TASKS:
- 1) Retype the passage of the photography review from "The Malian boy" up to and including "part by wanting.", without changing any characters.
- 2) In the records, lay out the lines from the line with "map-svg-fast-2300 bbox=[484, 42, 654, 236]" up to and including the line with "contour-line bbox=[395, 128, 419, 188]" as a JSON list of strings, one string per line, skipping any blank lines.

DOCUMENT SEGMENT:
---+---

When Sofie Knijff asks children in remote areas of Mali and Greenland to dress up as whatever they want to be when they grow up, the props are just a prompt to train their focus. The kids don't smile in these portraits. Growing up is serious, and has to do with pride. Each photograph has the same rich black backdrop, so each child appears like a royal in an Old Master Dutch painting—Knijff is Dutch—and, in an exhibition at M.I.A Gallery, the portraits are alternated with Knijff's photos of the local landscapes. A howling wolf is eclipsed by an arctic whiteout. Hardscrabble scrub brush juts out of the desert. These are tough places to live. Knijff's velvety black backdrop is dreamland.

The Malian boy who wears thick-rimmed black glasses and paints a blue blazer onto his naked chest wants to be a journalist. The title of his portrait is not his name, just Journalist (2010); he is transformed. The Malian girl in a soiled, pretty, cream-colored dress is Student (2010). She wears colorful bracelets. Her eyes are huge. She is hungry for many things. She has sores near her mouth, and her expression comes from someplace unbreakable inside her. It's not only the fur-clad boy with plans to be a hunter who's hunting the future—every child looks more determined than the last. These dreams may turn out to be impossible. But for the moment the shutter was open, they came true. The children are doing their part by wanting.

Knijff calls her series Translations, implying the doubleness between and within the pictures: child and adult, present and future, reality and fiction, portrait and landscape, individual and type.

Like Knijff, the Seattle photographer Eirik Johnson traveled to a faraway place—Barrow, Alaska, the northernmost city in the United States—to take double portraits. He went in the summer of 2010, creating images that sparkle with color, shot under the midnight sun. Then he went back, in winter 2012, to the same places, during the few hours of daylight, completely blanketed in snow, "like a positive erasure," he says.

---+---

PROVIDED DATA:
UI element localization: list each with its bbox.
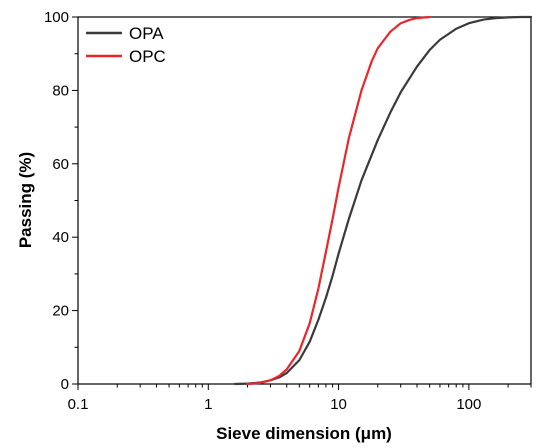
y-tick-label: 40 xyxy=(52,229,69,246)
legend: OPA OPC xyxy=(86,24,166,66)
plot-frame xyxy=(77,16,532,385)
series-layer xyxy=(233,15,533,386)
y-tick-label: 60 xyxy=(52,156,69,173)
y-tick-label: 0 xyxy=(61,376,69,393)
x-tick-label: 0.1 xyxy=(68,396,89,413)
legend-label-opa: OPA xyxy=(129,24,164,43)
x-axis-title: Sieve dimension (μm) xyxy=(216,424,392,443)
x-tick-label: 10 xyxy=(330,396,347,413)
y-tick-label: 20 xyxy=(52,303,69,320)
y-axis-title: Passing (%) xyxy=(16,152,35,248)
axis-ticks xyxy=(72,16,532,390)
y-tick-label: 80 xyxy=(52,82,69,99)
x-tick-label: 100 xyxy=(456,396,481,413)
axis-tick-labels: 0.1 1 10 100 0 20 40 60 80 100 xyxy=(44,9,481,413)
y-tick-label: 100 xyxy=(44,9,69,26)
legend-label-opc: OPC xyxy=(129,47,166,66)
series-line-opa xyxy=(233,15,533,386)
x-tick-label: 1 xyxy=(204,396,212,413)
series-line-opc xyxy=(246,15,431,386)
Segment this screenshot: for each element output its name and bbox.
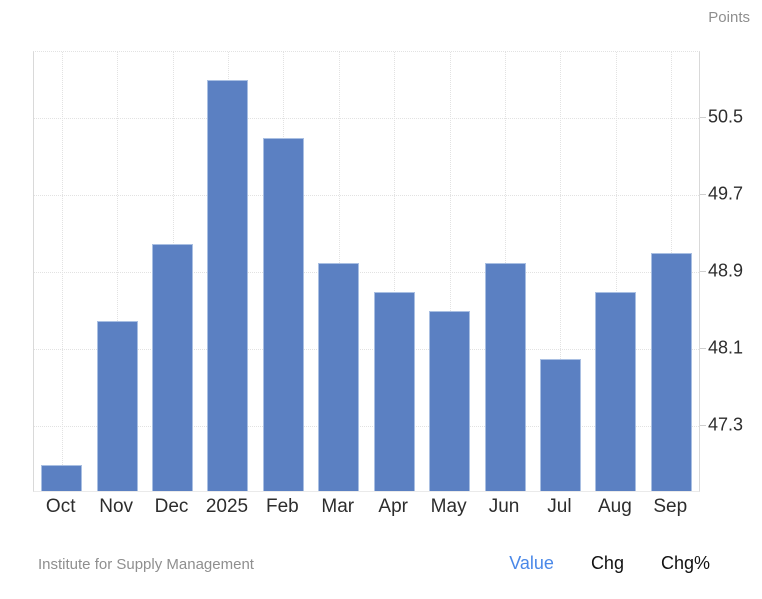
- x-tick-label-may: May: [430, 496, 467, 517]
- v-gridline: [560, 52, 562, 491]
- y-tick-label: 48.1: [708, 337, 744, 358]
- bar-sep[interactable]: [650, 253, 692, 491]
- x-tick-label-2025: 2025: [205, 496, 249, 517]
- bar-dec[interactable]: [152, 243, 194, 491]
- v-gridline: [394, 52, 396, 491]
- h-gridline: [34, 195, 699, 197]
- y-tick-mark: [700, 117, 706, 119]
- v-gridline: [615, 52, 617, 491]
- value-link[interactable]: Value: [509, 553, 554, 573]
- bar-may[interactable]: [429, 310, 471, 491]
- bar-oct[interactable]: [41, 465, 83, 491]
- x-tick-label-feb: Feb: [266, 496, 299, 517]
- y-tick-label: 48.9: [708, 260, 744, 281]
- y-tick-label: 50.5: [708, 106, 744, 127]
- v-gridline: [449, 52, 451, 491]
- y-tick-mark: [700, 425, 706, 427]
- bar-aug[interactable]: [595, 291, 637, 491]
- x-tick-label-mar: Mar: [321, 496, 355, 517]
- y-tick-mark: [700, 348, 706, 350]
- y-tick-label: 47.3: [708, 414, 744, 435]
- x-tick-label-oct: Oct: [45, 496, 76, 517]
- y-tick-mark: [700, 194, 706, 196]
- source-attribution-link[interactable]: Institute for Supply Management: [38, 556, 254, 573]
- h-gridline: [34, 272, 699, 274]
- bar-jun[interactable]: [484, 262, 526, 491]
- chg-link[interactable]: Chg: [590, 553, 624, 573]
- bar-2025[interactable]: [207, 79, 249, 491]
- bar-apr[interactable]: [373, 291, 415, 491]
- y-tick-mark: [700, 271, 706, 273]
- x-tick-label-jul: Jul: [547, 496, 572, 517]
- bar-mar[interactable]: [318, 262, 360, 491]
- bar-jul[interactable]: [539, 359, 581, 491]
- footer-mode-links: Value Chg Chg%: [509, 553, 710, 574]
- v-gridline: [61, 52, 63, 491]
- v-gridline: [117, 52, 119, 491]
- plot-area: [33, 51, 700, 492]
- bar-feb[interactable]: [262, 137, 304, 491]
- h-gridline: [34, 426, 699, 428]
- x-tick-label-apr: Apr: [378, 496, 408, 517]
- x-tick-label-sep: Sep: [653, 496, 688, 517]
- chg-percent-link[interactable]: Chg%: [660, 553, 710, 573]
- y-axis-unit-label: Points: [708, 9, 750, 26]
- x-tick-label-jun: Jun: [488, 496, 520, 517]
- bar-nov[interactable]: [96, 320, 138, 491]
- y-tick-label: 49.7: [708, 183, 744, 204]
- x-tick-label-nov: Nov: [99, 496, 134, 517]
- h-gridline: [34, 118, 699, 120]
- h-gridline: [34, 349, 699, 351]
- x-tick-label-aug: Aug: [597, 496, 632, 517]
- x-tick-label-dec: Dec: [154, 496, 189, 517]
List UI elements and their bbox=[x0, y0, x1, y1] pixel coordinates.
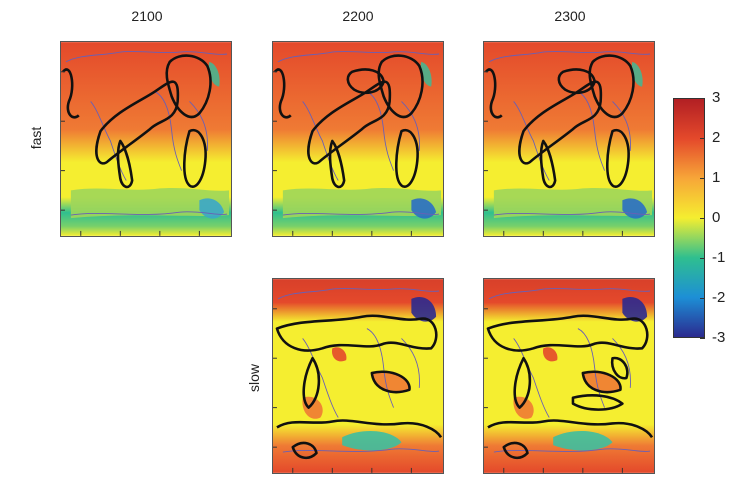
map-svg-fast-2300 bbox=[484, 42, 654, 236]
map-svg-slow-2300 bbox=[484, 279, 654, 473]
coastline bbox=[282, 448, 440, 453]
map-panel-slow-2300 bbox=[483, 278, 655, 474]
map-green-band bbox=[70, 188, 230, 219]
colorbar-tick bbox=[700, 98, 705, 99]
colorbar-tick-label: 1 bbox=[712, 169, 721, 186]
coastline bbox=[488, 51, 651, 63]
contour-line bbox=[395, 128, 419, 188]
contour-line bbox=[165, 54, 212, 119]
contour-line bbox=[346, 68, 385, 95]
coastline bbox=[189, 101, 208, 151]
map-blue-patch bbox=[622, 198, 648, 219]
coastline bbox=[513, 101, 550, 181]
contour-line bbox=[513, 356, 532, 409]
colorbar-tick bbox=[700, 178, 705, 179]
colorbar-tick-label: -3 bbox=[712, 329, 726, 346]
contour-line bbox=[370, 370, 411, 394]
coastline bbox=[154, 91, 182, 171]
map-svg-fast-2100 bbox=[61, 42, 231, 236]
contour-line bbox=[502, 441, 529, 460]
colorbar-tick bbox=[700, 298, 705, 299]
contour-line bbox=[606, 128, 630, 188]
coastline bbox=[282, 211, 440, 216]
contour-line bbox=[610, 356, 629, 380]
contour-line bbox=[307, 80, 392, 165]
colorbar-tick bbox=[700, 218, 705, 219]
colorbar-tick-label: 0 bbox=[712, 209, 721, 226]
coastline bbox=[302, 101, 339, 181]
coastline bbox=[65, 51, 228, 63]
map-green-patch bbox=[208, 61, 220, 87]
coastline bbox=[70, 211, 228, 216]
contour-line bbox=[518, 80, 603, 165]
coastline bbox=[577, 328, 605, 408]
column-title-2200: 2200 bbox=[342, 8, 374, 24]
map-blue-patch bbox=[411, 198, 437, 219]
colorbar-tick-label: 3 bbox=[712, 89, 721, 106]
coastline bbox=[366, 91, 394, 171]
column-title-2300: 2300 bbox=[554, 8, 586, 24]
coastline bbox=[612, 101, 631, 151]
contour-line bbox=[275, 314, 438, 352]
colorbar-tick-label: -2 bbox=[712, 289, 726, 306]
contour-line bbox=[557, 68, 596, 95]
contour-line bbox=[116, 139, 134, 189]
contour-line bbox=[95, 80, 180, 165]
coastline bbox=[277, 51, 440, 63]
contour-line bbox=[484, 68, 503, 119]
contour-line bbox=[571, 394, 624, 411]
coastline bbox=[577, 91, 605, 171]
coastline bbox=[612, 338, 631, 388]
column-title-2100: 2100 bbox=[131, 8, 163, 24]
contour-line bbox=[61, 68, 80, 119]
map-green-patch bbox=[631, 61, 643, 87]
map-green-band bbox=[282, 188, 442, 219]
coastline bbox=[401, 338, 420, 388]
coastline bbox=[366, 328, 394, 408]
row-label-slow: slow bbox=[246, 364, 262, 393]
map-orange-patch bbox=[302, 396, 323, 419]
coastline bbox=[277, 288, 440, 300]
map-orange-patch bbox=[513, 396, 534, 419]
contour-line bbox=[302, 356, 321, 409]
coastline bbox=[493, 211, 651, 216]
coastline bbox=[513, 338, 550, 418]
contour-line bbox=[183, 128, 207, 188]
colorbar-tick-label: 2 bbox=[712, 129, 721, 146]
map-green-patch bbox=[553, 431, 613, 451]
colorbar-gradient bbox=[674, 99, 704, 337]
colorbar-tick bbox=[700, 138, 705, 139]
coastline bbox=[302, 338, 339, 418]
map-green-patch bbox=[420, 61, 432, 87]
colorbar-tick-label: -1 bbox=[712, 249, 726, 266]
coastline bbox=[493, 448, 651, 453]
contour-line bbox=[276, 419, 443, 439]
contour-line bbox=[273, 68, 292, 119]
map-blue-patch bbox=[199, 198, 225, 219]
map-panel-fast-2200 bbox=[272, 41, 444, 237]
colorbar-tick bbox=[700, 338, 705, 339]
contour-line bbox=[539, 139, 557, 189]
map-blue-patch bbox=[411, 296, 437, 322]
contour-line bbox=[581, 370, 622, 394]
map-panel-slow-2200 bbox=[272, 278, 444, 474]
contour-line bbox=[328, 139, 346, 189]
map-blue-patch bbox=[622, 296, 648, 322]
map-svg-fast-2200 bbox=[273, 42, 443, 236]
map-panel-fast-2300 bbox=[483, 41, 655, 237]
map-green-band bbox=[493, 188, 653, 219]
map-green-patch bbox=[342, 431, 402, 451]
coastline bbox=[90, 101, 127, 181]
map-svg-slow-2200 bbox=[273, 279, 443, 473]
row-label-fast: fast bbox=[28, 126, 44, 150]
coastline bbox=[401, 101, 420, 151]
contour-line bbox=[291, 441, 318, 460]
contour-line bbox=[486, 314, 649, 352]
coastline bbox=[488, 288, 651, 300]
map-red-patch bbox=[331, 347, 347, 362]
map-red-patch bbox=[542, 347, 558, 362]
map-panel-fast-2100 bbox=[60, 41, 232, 237]
contour-line bbox=[487, 419, 654, 439]
colorbar-tick bbox=[700, 258, 705, 259]
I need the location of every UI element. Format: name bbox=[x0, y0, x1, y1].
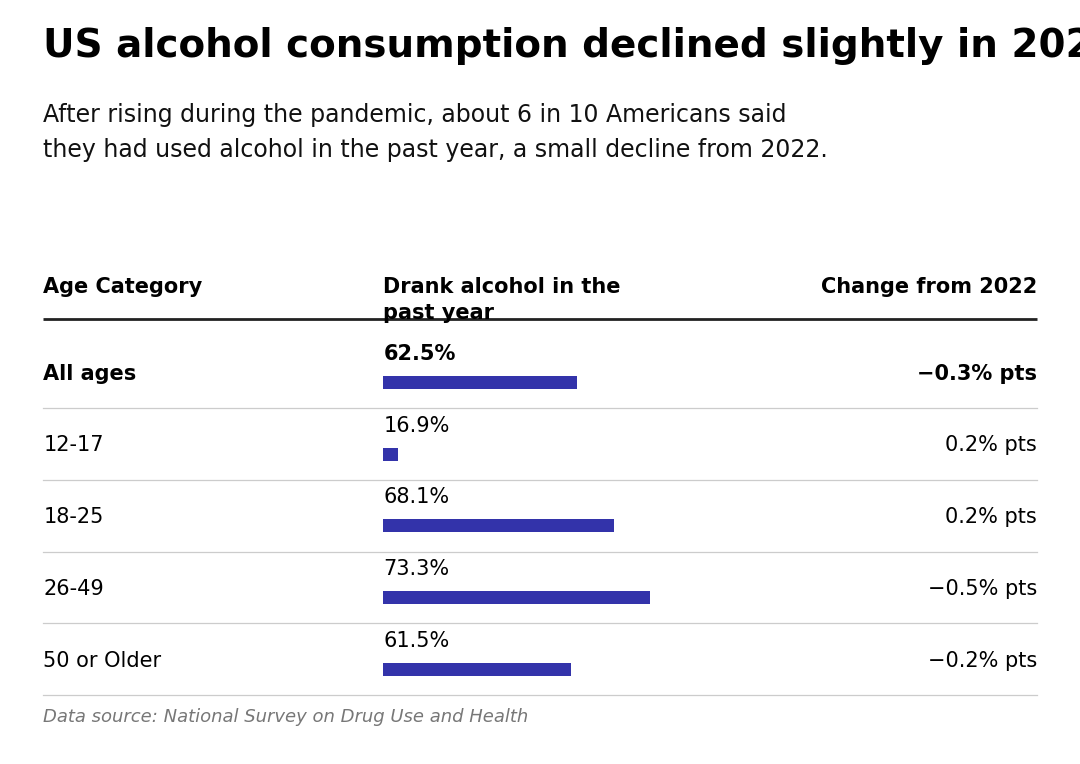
Text: 0.2% pts: 0.2% pts bbox=[945, 507, 1037, 527]
Text: 50 or Older: 50 or Older bbox=[43, 651, 161, 671]
Text: 16.9%: 16.9% bbox=[383, 416, 449, 435]
Text: US alcohol consumption declined slightly in 2023: US alcohol consumption declined slightly… bbox=[43, 27, 1080, 65]
Text: −0.2% pts: −0.2% pts bbox=[928, 651, 1037, 671]
Text: 68.1%: 68.1% bbox=[383, 487, 449, 507]
Text: 61.5%: 61.5% bbox=[383, 631, 449, 651]
Bar bbox=[383, 663, 571, 676]
Text: 12-17: 12-17 bbox=[43, 435, 104, 455]
Text: 62.5%: 62.5% bbox=[383, 344, 456, 364]
Text: Drank alcohol in the
past year: Drank alcohol in the past year bbox=[383, 277, 621, 323]
Bar bbox=[383, 520, 613, 533]
Bar bbox=[383, 591, 650, 604]
Text: −0.5% pts: −0.5% pts bbox=[928, 579, 1037, 599]
Text: 26-49: 26-49 bbox=[43, 579, 104, 599]
Text: After rising during the pandemic, about 6 in 10 Americans said
they had used alc: After rising during the pandemic, about … bbox=[43, 103, 828, 162]
Text: 18-25: 18-25 bbox=[43, 507, 104, 527]
Text: All ages: All ages bbox=[43, 364, 136, 384]
Text: 0.2% pts: 0.2% pts bbox=[945, 435, 1037, 455]
Text: Age Category: Age Category bbox=[43, 277, 202, 296]
Text: −0.3% pts: −0.3% pts bbox=[917, 364, 1037, 384]
Text: Change from 2022: Change from 2022 bbox=[821, 277, 1037, 296]
Text: 73.3%: 73.3% bbox=[383, 559, 449, 579]
Bar bbox=[383, 376, 578, 389]
Bar bbox=[383, 448, 397, 461]
Text: Data source: National Survey on Drug Use and Health: Data source: National Survey on Drug Use… bbox=[43, 707, 528, 726]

---+---

EXERCISE SOLUTIONS:
- 1)
The Malian boy who wears thick-rimmed black glasses and paints a blue blazer onto his naked chest wants to be a journalist. The title of his portrait is not his name, just Journalist (2010); he is transformed. The Malian girl in a soiled, pretty, cream-colored dress is Student (2010). She wears colorful bracelets. Her eyes are huge. She is hungry for many things. She has sores near her mouth, and her expression comes from someplace unbreakable inside her. It's not only the fur-clad boy with plans to be a hunter who's hunting the future—every child looks more determined than the last. These dreams may turn out to be impossible. But for the moment the shutter was open, they came true. The children are doing their part by wanting.

- 2)
[
  "map-svg-fast-2300 bbox=[484, 42, 654, 236]",
  "map-svg-slow-2300 bbox=[484, 279, 654, 473]",
  "coastline bbox=[282, 448, 440, 453]",
  "map-panel-slow-2300 bbox=[483, 278, 655, 474]",
  "map-green-band bbox=[70, 188, 230, 219]",
  "colorbar-tick bbox=[700, 98, 705, 99]",
  "colorbar-tick-label: 1 bbox=[712, 169, 721, 186]",
  "coastline bbox=[488, 51, 651, 63]",
  "contour-line bbox=[395, 128, 419, 188]"
]